(Data listing)
▶

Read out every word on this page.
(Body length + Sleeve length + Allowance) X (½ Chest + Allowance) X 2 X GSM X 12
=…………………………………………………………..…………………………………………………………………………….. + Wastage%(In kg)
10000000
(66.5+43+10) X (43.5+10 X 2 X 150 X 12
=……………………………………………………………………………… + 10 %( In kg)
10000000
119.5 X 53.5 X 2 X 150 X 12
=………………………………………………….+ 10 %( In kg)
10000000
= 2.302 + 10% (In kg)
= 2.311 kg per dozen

◀

Stated goal: Each entry above is to be printed again exactly.

Exercise result:
Read out every word on this page.
(Body length + Sleeve length + Allowance) X (½ Chest + Allowance) X 2 X GSM X 12
=…………………………………………………………..…………………………………………………………………………….. + Wastage%(In kg)
10000000
(66.5+43+10) X (43.5+10 X 2 X 150 X 12
=……………………………………………………………………………… + 10 %( In kg)
10000000
119.5 X 53.5 X 2 X 150 X 12
=………………………………………………….+ 10 %( In kg)
10000000
= 2.302 + 10% (In kg)
= 2.311 kg per dozen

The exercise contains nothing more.